Filter the records below and copy every line containing the word "folder".

Material for this exercise:

══════════

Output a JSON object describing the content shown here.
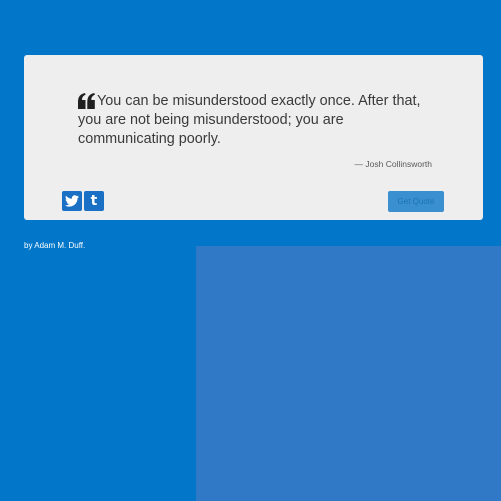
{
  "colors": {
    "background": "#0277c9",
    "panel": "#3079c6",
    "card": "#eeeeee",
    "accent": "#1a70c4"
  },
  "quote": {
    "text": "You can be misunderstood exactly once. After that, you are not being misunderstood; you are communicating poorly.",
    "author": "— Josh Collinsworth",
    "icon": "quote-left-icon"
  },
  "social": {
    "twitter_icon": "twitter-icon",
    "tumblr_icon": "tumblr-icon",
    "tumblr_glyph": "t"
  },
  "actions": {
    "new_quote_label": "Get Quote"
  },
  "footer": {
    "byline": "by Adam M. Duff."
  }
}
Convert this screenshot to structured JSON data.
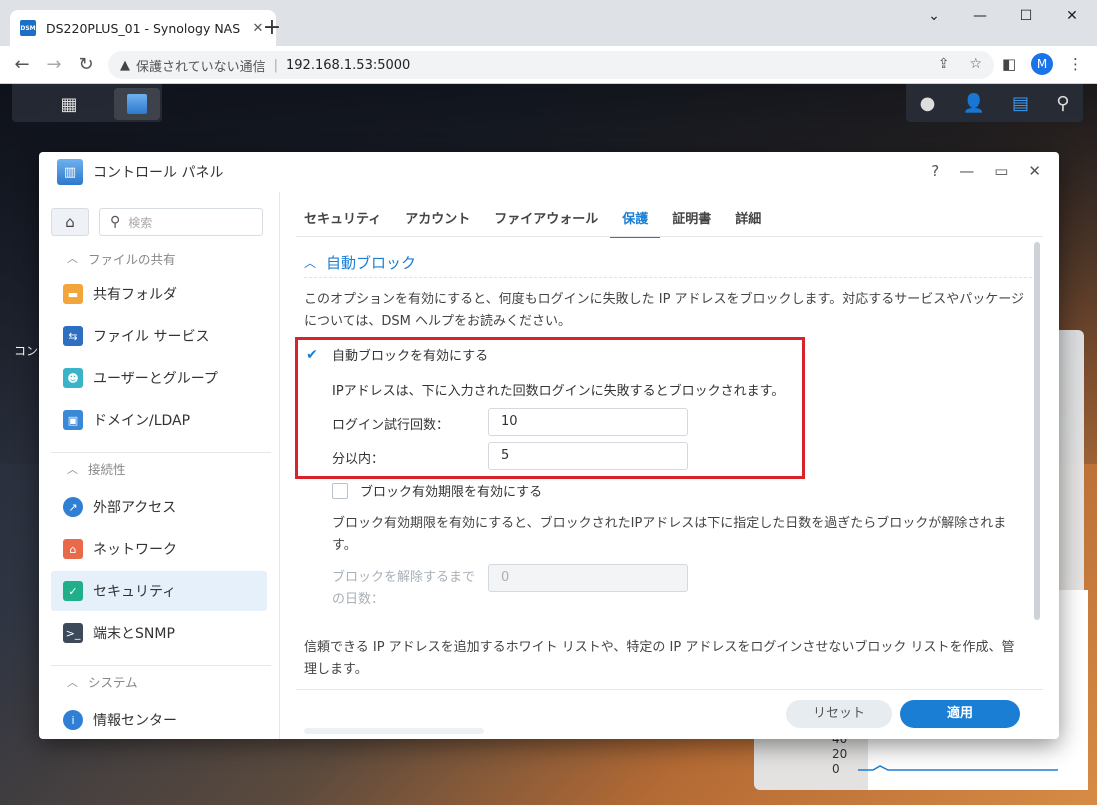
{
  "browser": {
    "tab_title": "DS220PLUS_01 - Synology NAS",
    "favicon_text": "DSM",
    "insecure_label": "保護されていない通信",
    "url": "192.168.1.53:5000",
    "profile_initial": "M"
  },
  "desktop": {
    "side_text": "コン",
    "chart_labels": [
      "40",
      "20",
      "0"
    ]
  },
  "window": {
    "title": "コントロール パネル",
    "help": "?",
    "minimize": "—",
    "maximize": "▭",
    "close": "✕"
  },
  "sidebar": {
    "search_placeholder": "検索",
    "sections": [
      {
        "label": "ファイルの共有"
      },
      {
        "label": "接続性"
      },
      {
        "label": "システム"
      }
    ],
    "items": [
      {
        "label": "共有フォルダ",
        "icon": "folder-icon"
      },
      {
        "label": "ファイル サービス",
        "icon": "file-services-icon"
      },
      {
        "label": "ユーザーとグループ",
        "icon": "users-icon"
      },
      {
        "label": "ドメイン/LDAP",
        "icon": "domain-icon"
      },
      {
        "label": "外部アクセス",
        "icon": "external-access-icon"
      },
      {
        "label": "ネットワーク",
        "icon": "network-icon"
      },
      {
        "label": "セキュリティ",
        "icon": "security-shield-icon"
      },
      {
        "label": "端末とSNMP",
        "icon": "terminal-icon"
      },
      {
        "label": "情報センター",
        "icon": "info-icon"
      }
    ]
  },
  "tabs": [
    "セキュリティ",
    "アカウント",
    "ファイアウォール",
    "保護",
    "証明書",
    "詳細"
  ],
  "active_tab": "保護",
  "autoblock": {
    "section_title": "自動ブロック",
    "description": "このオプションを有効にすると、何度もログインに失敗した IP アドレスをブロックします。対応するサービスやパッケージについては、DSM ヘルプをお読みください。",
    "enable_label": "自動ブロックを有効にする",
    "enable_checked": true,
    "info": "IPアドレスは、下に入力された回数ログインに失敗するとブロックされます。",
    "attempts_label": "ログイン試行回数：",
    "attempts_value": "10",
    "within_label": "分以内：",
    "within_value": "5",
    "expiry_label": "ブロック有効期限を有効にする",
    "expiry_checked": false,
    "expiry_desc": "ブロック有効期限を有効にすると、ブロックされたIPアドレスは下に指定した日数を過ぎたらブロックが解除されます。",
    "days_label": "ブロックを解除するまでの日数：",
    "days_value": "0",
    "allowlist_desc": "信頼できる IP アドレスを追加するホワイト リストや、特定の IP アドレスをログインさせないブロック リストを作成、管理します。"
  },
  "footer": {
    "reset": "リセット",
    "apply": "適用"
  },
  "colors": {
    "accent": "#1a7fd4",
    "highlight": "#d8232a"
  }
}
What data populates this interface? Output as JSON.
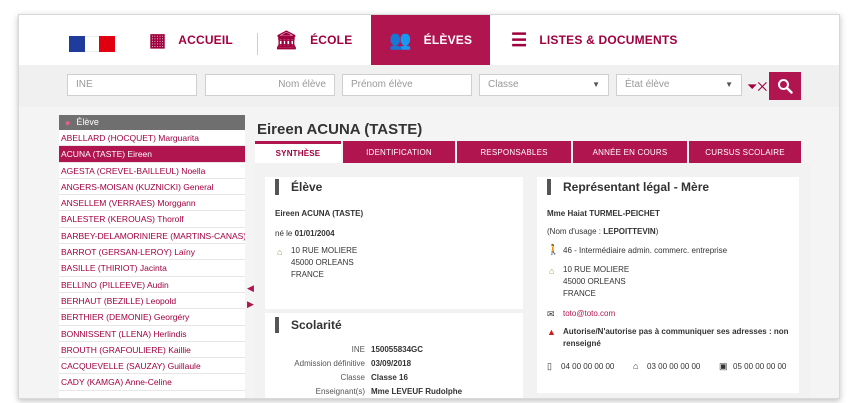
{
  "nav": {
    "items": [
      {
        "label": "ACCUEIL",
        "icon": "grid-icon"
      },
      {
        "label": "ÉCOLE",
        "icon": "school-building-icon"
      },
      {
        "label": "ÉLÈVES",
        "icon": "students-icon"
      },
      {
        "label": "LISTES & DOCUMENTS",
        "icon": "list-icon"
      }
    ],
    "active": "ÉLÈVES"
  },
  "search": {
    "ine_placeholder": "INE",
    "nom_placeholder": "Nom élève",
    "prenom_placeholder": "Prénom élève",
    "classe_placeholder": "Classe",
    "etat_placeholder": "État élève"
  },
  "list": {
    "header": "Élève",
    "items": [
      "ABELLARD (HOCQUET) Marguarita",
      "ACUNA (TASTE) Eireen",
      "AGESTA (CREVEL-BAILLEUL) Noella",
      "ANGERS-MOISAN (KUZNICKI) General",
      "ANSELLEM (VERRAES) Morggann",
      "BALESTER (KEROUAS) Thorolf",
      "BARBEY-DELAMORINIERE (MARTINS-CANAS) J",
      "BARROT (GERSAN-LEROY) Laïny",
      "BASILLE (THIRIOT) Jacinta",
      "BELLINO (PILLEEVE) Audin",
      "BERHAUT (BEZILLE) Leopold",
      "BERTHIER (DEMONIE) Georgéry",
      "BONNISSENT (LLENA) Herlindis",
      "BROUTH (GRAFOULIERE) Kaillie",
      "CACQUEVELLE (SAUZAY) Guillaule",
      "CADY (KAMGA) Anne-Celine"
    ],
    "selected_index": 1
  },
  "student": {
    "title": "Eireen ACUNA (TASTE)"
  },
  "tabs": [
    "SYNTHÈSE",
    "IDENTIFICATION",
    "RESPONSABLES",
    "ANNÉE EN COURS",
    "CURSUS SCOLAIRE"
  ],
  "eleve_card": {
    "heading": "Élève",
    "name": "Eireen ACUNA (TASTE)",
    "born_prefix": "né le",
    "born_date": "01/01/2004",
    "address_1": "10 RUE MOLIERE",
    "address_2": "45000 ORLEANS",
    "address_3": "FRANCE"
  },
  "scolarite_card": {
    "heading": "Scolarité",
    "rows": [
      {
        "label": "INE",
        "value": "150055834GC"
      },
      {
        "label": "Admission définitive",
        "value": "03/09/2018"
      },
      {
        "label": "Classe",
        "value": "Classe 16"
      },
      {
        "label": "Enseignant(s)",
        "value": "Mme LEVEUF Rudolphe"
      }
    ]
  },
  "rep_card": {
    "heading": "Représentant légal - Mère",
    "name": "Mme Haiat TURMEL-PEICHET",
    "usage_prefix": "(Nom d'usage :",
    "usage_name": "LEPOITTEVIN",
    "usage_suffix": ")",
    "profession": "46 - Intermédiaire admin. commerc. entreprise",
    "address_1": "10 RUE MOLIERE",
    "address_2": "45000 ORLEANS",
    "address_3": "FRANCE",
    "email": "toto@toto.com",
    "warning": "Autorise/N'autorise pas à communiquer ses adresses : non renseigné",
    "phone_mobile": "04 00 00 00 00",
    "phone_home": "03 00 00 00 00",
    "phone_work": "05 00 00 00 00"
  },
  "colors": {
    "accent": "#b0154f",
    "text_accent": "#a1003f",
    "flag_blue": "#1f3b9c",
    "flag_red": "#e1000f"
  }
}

══════════

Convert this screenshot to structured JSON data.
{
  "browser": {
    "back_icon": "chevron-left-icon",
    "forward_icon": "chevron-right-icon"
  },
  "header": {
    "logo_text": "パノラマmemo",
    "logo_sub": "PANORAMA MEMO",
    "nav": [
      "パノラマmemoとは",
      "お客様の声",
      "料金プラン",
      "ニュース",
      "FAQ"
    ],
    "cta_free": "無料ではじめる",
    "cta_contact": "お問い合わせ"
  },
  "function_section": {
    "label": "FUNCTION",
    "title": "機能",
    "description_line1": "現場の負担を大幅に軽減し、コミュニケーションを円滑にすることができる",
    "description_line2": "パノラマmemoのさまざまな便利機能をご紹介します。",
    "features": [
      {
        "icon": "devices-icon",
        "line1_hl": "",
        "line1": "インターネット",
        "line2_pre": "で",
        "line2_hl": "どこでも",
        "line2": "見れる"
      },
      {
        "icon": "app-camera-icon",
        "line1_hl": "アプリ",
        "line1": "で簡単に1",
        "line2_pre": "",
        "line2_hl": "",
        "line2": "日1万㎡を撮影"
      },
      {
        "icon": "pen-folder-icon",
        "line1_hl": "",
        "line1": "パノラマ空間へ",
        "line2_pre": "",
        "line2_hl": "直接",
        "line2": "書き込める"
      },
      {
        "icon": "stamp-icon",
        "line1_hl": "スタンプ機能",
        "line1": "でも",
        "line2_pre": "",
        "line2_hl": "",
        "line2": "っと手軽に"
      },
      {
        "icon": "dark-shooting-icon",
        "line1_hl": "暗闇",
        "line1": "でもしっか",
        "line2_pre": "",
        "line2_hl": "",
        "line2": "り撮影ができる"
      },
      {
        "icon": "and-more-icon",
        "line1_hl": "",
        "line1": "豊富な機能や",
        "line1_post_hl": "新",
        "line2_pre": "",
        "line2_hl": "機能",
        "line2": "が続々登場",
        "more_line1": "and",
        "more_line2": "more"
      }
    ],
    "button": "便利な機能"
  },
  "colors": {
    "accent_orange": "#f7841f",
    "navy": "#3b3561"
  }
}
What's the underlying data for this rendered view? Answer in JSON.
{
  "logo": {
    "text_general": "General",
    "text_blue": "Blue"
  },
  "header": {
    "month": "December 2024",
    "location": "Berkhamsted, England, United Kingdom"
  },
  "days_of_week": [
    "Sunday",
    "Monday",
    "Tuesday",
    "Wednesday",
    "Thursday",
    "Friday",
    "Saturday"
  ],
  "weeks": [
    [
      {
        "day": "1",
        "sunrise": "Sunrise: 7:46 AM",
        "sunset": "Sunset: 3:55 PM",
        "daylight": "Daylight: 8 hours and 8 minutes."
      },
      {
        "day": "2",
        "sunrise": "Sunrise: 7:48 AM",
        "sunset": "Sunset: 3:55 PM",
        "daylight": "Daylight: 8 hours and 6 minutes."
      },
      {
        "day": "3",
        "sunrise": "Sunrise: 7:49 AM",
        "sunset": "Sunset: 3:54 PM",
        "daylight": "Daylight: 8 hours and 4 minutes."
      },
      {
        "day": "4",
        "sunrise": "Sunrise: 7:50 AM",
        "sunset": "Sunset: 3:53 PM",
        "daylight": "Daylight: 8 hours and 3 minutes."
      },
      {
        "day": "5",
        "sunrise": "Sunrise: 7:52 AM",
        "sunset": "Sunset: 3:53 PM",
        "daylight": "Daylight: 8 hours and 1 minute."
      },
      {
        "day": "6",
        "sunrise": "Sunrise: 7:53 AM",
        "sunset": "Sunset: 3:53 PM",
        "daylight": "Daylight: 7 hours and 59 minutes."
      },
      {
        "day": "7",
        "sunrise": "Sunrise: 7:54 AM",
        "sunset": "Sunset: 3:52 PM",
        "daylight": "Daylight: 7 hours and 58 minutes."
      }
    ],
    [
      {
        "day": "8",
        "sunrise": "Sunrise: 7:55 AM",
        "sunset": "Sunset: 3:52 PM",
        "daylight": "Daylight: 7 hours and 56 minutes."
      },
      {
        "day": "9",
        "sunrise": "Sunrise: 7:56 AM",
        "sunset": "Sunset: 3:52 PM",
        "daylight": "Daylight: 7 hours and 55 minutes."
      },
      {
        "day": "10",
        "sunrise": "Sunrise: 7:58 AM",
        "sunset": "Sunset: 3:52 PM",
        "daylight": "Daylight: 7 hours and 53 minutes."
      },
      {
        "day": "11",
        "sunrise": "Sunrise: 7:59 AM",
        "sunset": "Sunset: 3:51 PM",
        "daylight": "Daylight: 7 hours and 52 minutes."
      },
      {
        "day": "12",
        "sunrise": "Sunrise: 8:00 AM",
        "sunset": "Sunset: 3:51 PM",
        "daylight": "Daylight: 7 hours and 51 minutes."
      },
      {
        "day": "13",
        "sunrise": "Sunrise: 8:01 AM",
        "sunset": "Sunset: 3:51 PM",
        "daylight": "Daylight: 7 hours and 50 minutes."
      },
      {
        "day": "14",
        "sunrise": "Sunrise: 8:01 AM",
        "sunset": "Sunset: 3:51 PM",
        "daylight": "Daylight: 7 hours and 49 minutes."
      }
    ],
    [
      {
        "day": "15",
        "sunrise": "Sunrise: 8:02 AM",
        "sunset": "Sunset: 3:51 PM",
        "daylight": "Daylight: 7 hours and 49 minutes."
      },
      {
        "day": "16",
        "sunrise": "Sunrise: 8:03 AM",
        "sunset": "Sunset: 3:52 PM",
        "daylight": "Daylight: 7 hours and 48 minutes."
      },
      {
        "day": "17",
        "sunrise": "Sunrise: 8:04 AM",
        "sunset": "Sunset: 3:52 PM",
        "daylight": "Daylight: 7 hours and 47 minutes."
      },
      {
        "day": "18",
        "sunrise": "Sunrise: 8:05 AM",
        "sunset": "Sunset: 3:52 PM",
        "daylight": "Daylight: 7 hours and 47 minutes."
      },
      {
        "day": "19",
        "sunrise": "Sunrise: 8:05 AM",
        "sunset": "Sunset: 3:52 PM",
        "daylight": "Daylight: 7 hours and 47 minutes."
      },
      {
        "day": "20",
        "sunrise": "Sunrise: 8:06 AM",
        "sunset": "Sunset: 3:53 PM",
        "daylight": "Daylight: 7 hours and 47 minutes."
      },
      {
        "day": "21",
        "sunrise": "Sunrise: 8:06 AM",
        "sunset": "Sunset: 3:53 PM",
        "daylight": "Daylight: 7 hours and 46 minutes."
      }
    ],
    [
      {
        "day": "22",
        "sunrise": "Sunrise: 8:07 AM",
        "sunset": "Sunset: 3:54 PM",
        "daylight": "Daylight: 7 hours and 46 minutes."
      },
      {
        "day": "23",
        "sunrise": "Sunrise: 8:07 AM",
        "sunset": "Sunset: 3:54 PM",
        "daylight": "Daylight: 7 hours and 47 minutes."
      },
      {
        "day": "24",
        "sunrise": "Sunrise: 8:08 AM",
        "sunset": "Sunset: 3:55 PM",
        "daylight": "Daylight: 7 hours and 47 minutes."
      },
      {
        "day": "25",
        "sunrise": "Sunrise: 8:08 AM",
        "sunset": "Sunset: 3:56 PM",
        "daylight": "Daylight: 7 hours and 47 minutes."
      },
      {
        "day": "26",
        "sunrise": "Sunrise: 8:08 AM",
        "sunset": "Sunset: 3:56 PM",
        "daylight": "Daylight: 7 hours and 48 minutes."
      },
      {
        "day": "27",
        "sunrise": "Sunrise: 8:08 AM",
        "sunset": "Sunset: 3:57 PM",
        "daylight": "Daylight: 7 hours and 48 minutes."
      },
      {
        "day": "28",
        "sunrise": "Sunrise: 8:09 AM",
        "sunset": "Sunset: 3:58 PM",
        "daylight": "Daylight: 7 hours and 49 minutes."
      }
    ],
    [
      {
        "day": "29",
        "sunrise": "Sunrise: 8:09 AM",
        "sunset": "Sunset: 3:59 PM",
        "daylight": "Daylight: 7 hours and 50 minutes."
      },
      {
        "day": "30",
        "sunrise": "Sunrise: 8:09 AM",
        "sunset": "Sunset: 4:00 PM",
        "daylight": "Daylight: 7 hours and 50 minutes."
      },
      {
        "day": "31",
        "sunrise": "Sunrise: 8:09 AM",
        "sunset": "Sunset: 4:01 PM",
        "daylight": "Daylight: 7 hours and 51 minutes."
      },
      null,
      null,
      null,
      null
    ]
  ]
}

══════════

Result:
        "icon": "folder-icon"
        "icon": "pen-folder-icon",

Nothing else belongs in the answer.